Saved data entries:
◆ ◆ ◆ ◆ ◆
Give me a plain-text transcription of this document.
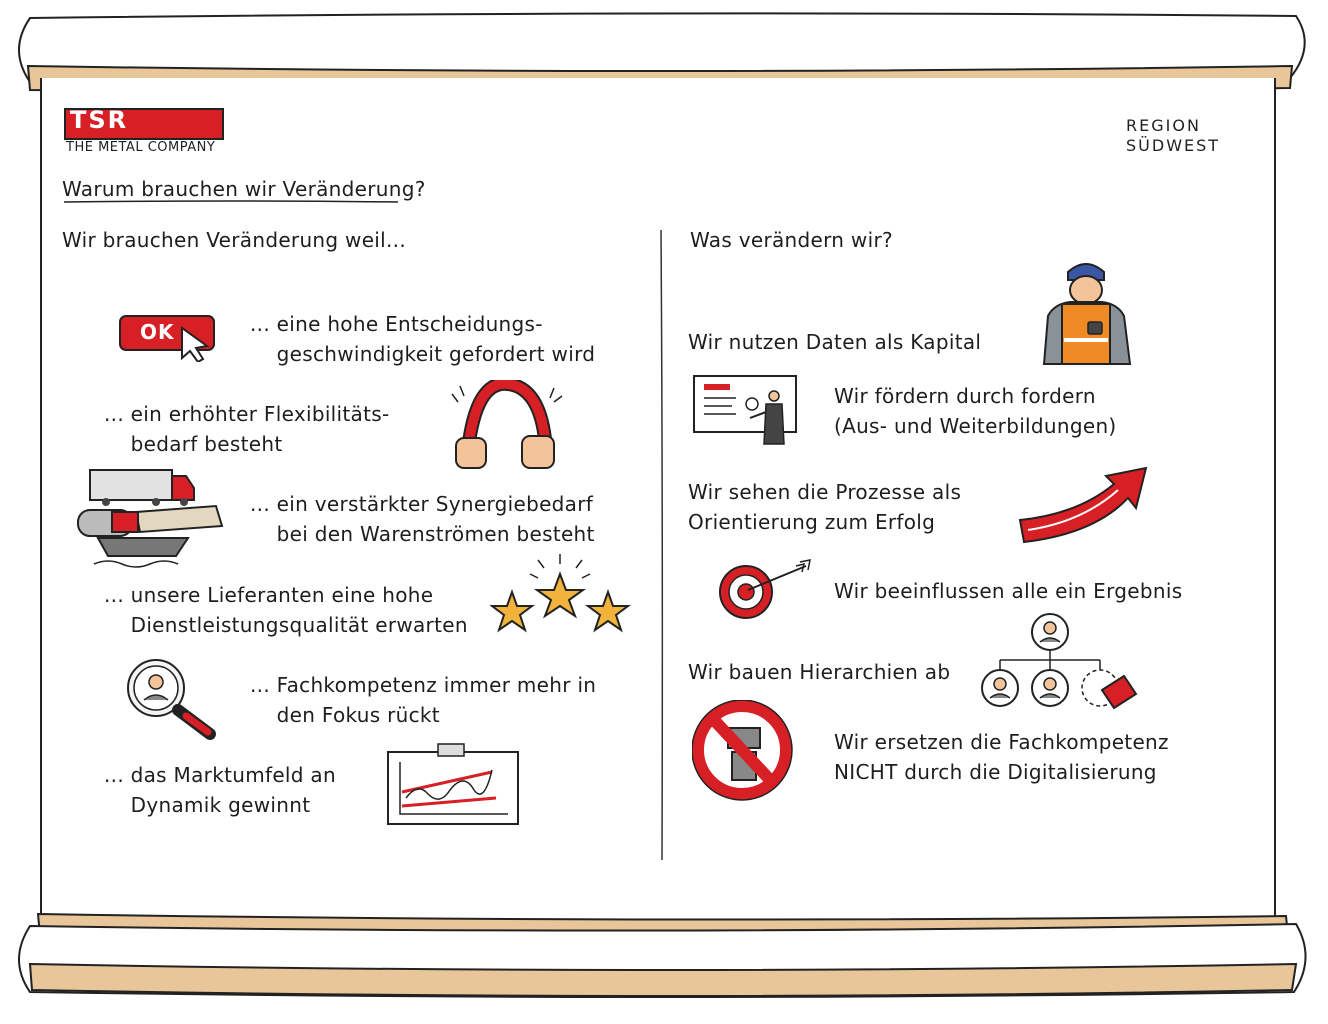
TSR
THE METAL COMPANY
REGION
SÜDWEST
Warum brauchen wir Veränderung?
Wir brauchen Veränderung weil...
... eine hohe Entscheidungs-
geschwindigkeit gefordert wird
... ein erhöhter Flexibilitäts-
bedarf besteht
... ein verstärkter Synergiebedarf
bei den Warenströmen besteht
... unsere Lieferanten eine hohe
Dienstleistungsqualität erwarten
... Fachkompetenz immer mehr in
den Fokus rückt
... das Marktumfeld an
Dynamik gewinnt
OK
Was verändern wir?
Wir nutzen Daten als Kapital
Wir fördern durch fordern
(Aus- und Weiterbildungen)
Wir sehen die Prozesse als
Orientierung zum Erfolg
Wir beeinflussen alle ein Ergebnis
Wir bauen Hierarchien ab
Wir ersetzen die Fachkompetenz
NICHT durch die Digitalisierung
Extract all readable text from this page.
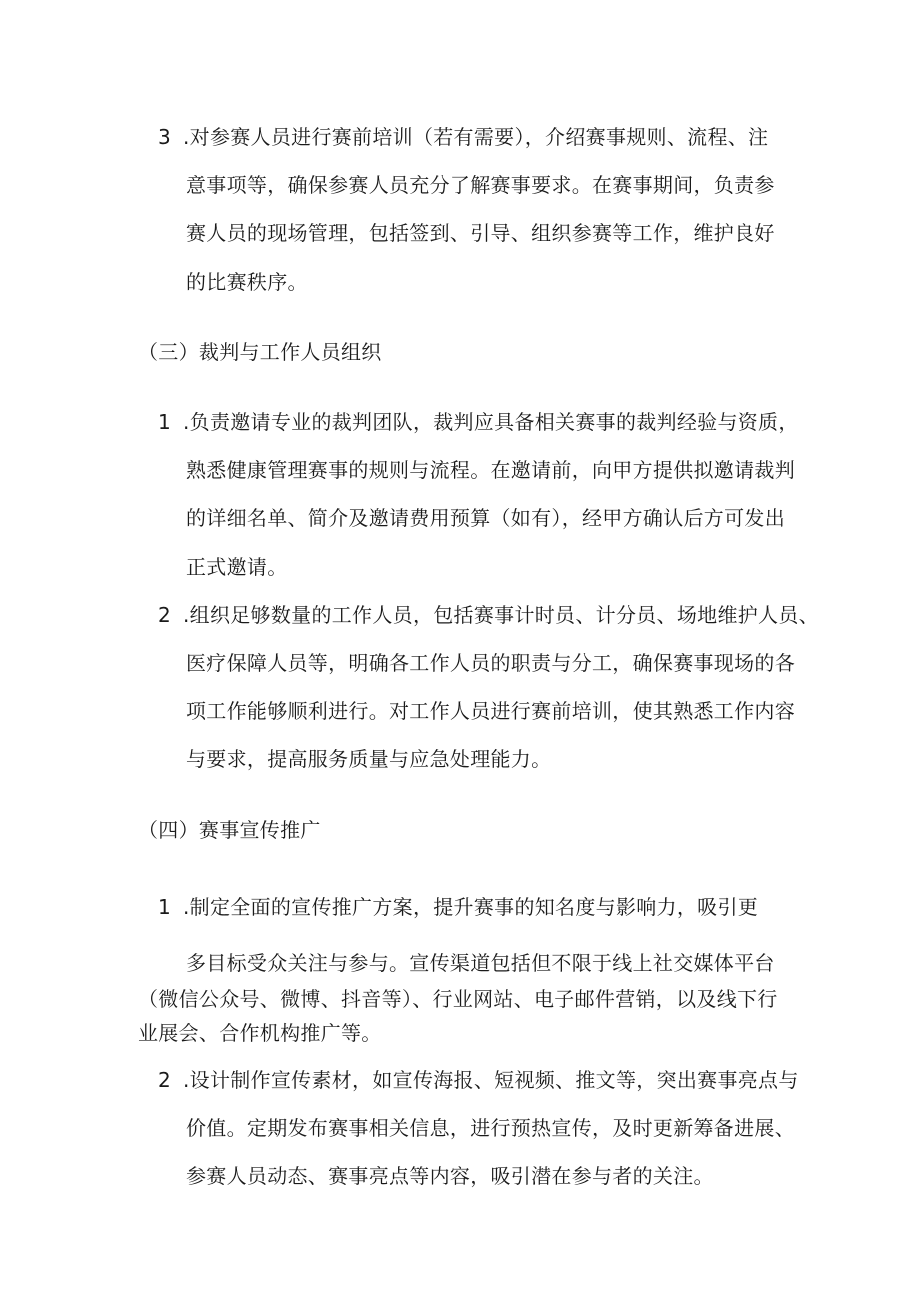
3 .对参赛人员进行赛前培训（若有需要），介绍赛事规则、流程、注
意事项等，确保参赛人员充分了解赛事要求。在赛事期间，负责参
赛人员的现场管理，包括签到、引导、组织参赛等工作，维护良好
的比赛秩序。
（三）裁判与工作人员组织
1 .负责邀请专业的裁判团队，裁判应具备相关赛事的裁判经验与资质，
熟悉健康管理赛事的规则与流程。在邀请前，向甲方提供拟邀请裁判
的详细名单、简介及邀请费用预算（如有），经甲方确认后方可发出
正式邀请。
2 .组织足够数量的工作人员，包括赛事计时员、计分员、场地维护人员、
医疗保障人员等，明确各工作人员的职责与分工，确保赛事现场的各
项工作能够顺利进行。对工作人员进行赛前培训，使其熟悉工作内容
与要求，提高服务质量与应急处理能力。
（四）赛事宣传推广
1 .制定全面的宣传推广方案，提升赛事的知名度与影响力，吸引更
多目标受众关注与参与。宣传渠道包括但不限于线上社交媒体平台
（微信公众号、微博、抖音等）、行业网站、电子邮件营销，以及线下行
业展会、合作机构推广等。
2 .设计制作宣传素材，如宣传海报、短视频、推文等，突出赛事亮点与
价值。定期发布赛事相关信息，进行预热宣传，及时更新筹备进展、
参赛人员动态、赛事亮点等内容，吸引潜在参与者的关注。
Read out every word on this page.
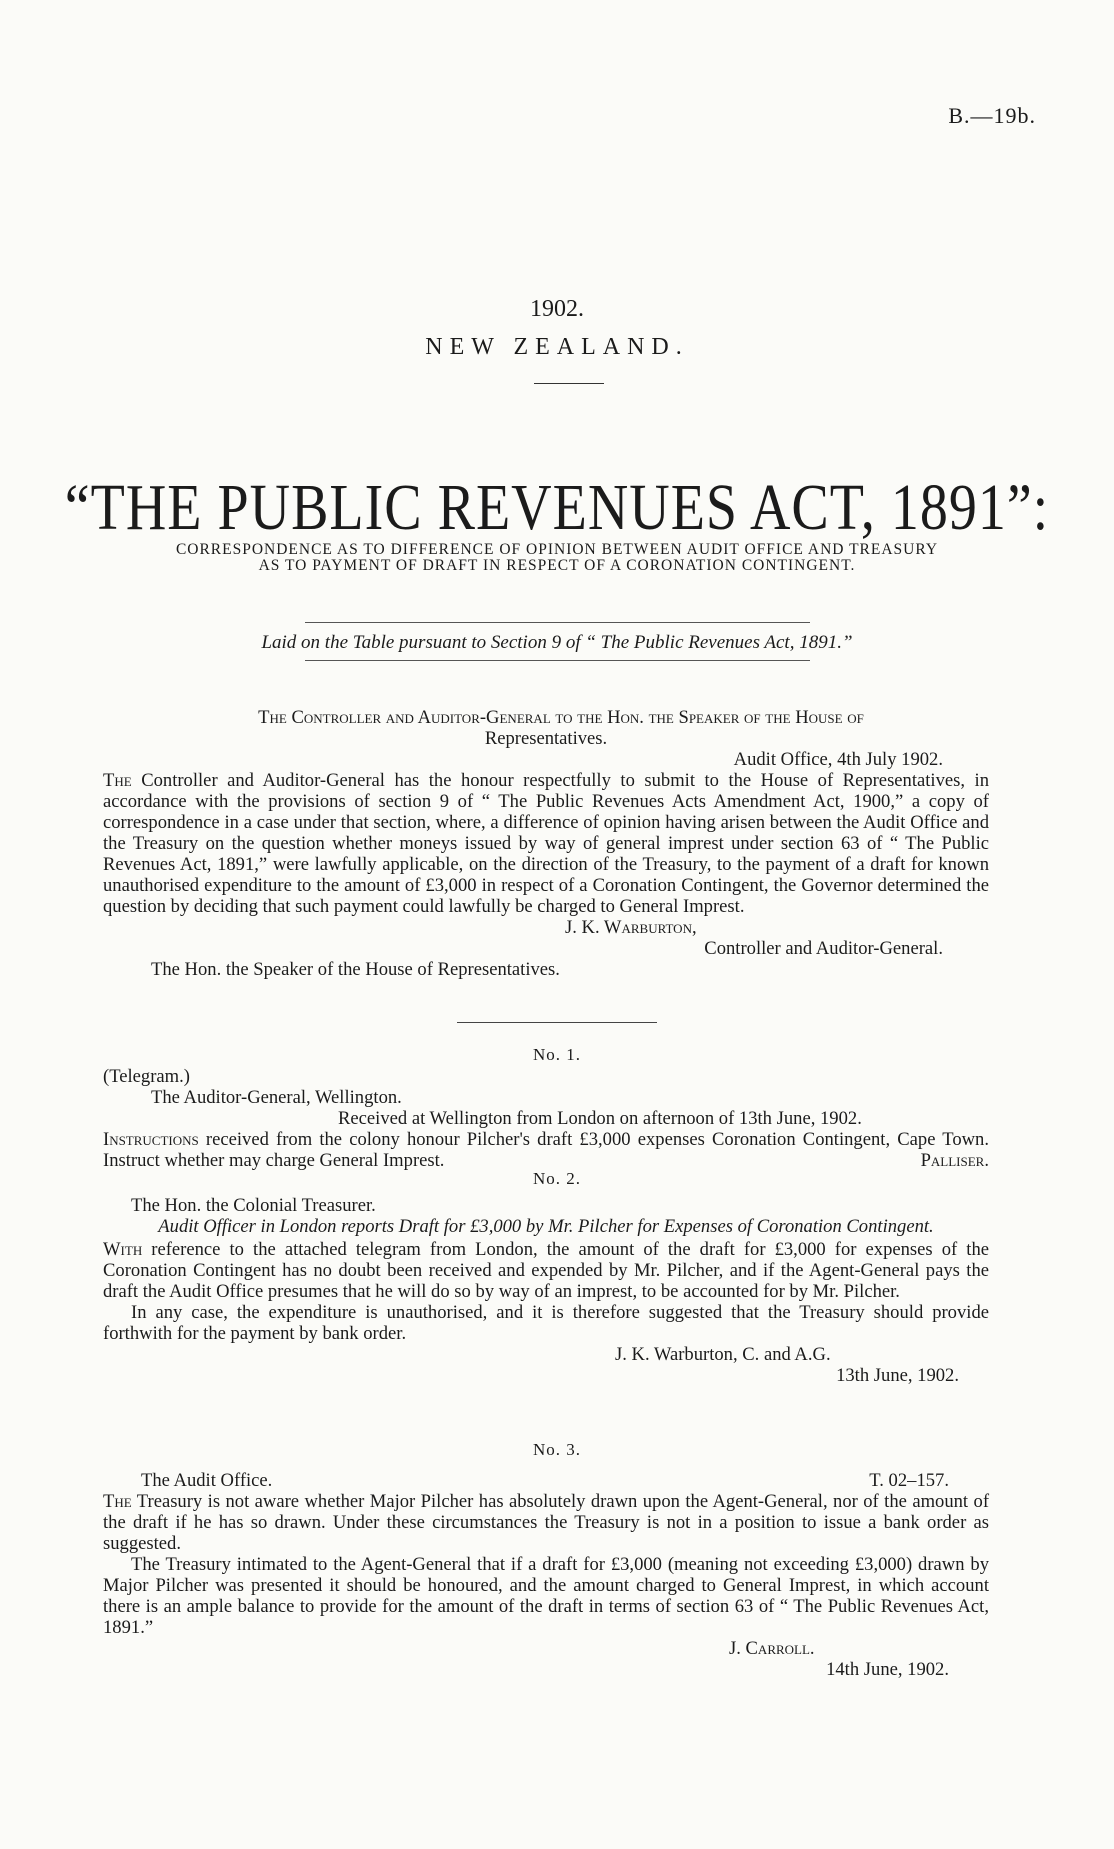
B.—19b.
1902.
NEW ZEALAND.
“THE PUBLIC REVENUES ACT, 1891”:
CORRESPONDENCE AS TO DIFFERENCE OF OPINION BETWEEN AUDIT OFFICE AND TREASURY
AS TO PAYMENT OF DRAFT IN RESPECT OF A CORONATION CONTINGENT.
Laid on the Table pursuant to Section 9 of “ The Public Revenues Act, 1891.”
The Controller and Auditor-General to the Hon. the Speaker of the House of
Representatives.
Audit Office, 4th July 1902.

The Controller and Auditor-General has the honour respectfully to submit to the House of Representatives, in accordance with the provisions of section 9 of “ The Public Revenues Acts Amendment Act, 1900,” a copy of correspondence in a case under that section, where, a difference of opinion having arisen between the Audit Office and the Treasury on the question whether moneys issued by way of general imprest under section 63 of “ The Public Revenues Act, 1891,” were lawfully applicable, on the direction of the Treasury, to the payment of a draft for known unauthorised expenditure to the amount of £3,000 in respect of a Coronation Contingent, the Governor determined the question by deciding that such payment could lawfully be charged to General Imprest.

J. K. Warburton,
Controller and Auditor-General.
The Hon. the Speaker of the House of Representatives.
No. 1.
(Telegram.)
The Auditor-General, Wellington.
Received at Wellington from London on afternoon of 13th June, 1902.

Instructions received from the colony honour Pilcher's draft £3,000 expenses Coronation Contingent, Cape Town. Instruct whether may charge General Imprest.	Palliser.

No. 2.
The Hon. the Colonial Treasurer.
Audit Officer in London reports Draft for £3,000 by Mr. Pilcher for Expenses of Coronation Contingent.

With reference to the attached telegram from London, the amount of the draft for £3,000 for expenses of the Coronation Contingent has no doubt been received and expended by Mr. Pilcher, and if the Agent-General pays the draft the Audit Office presumes that he will do so by way of an imprest, to be accounted for by Mr. Pilcher.

In any case, the expenditure is unauthorised, and it is therefore suggested that the Treasury should provide forthwith for the payment by bank order.

J. K. Warburton, C. and A.G.
13th June, 1902.
No. 3.
The Audit Office.	T. 02–157.

The Treasury is not aware whether Major Pilcher has absolutely drawn upon the Agent-General, nor of the amount of the draft if he has so drawn. Under these circumstances the Treasury is not in a position to issue a bank order as suggested.

The Treasury intimated to the Agent-General that if a draft for £3,000 (meaning not exceeding £3,000) drawn by Major Pilcher was presented it should be honoured, and the amount charged to General Imprest, in which account there is an ample balance to provide for the amount of the draft in terms of section 63 of “ The Public Revenues Act, 1891.”

J. Carroll.
14th June, 1902.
◆ ◆ ◆ ◆ ◆
*Given exercise*. Extract all lines of the records above that include "Veränderung".

*Written solution*.
Warum brauchen wir Veränderung?
Wir brauchen Veränderung weil...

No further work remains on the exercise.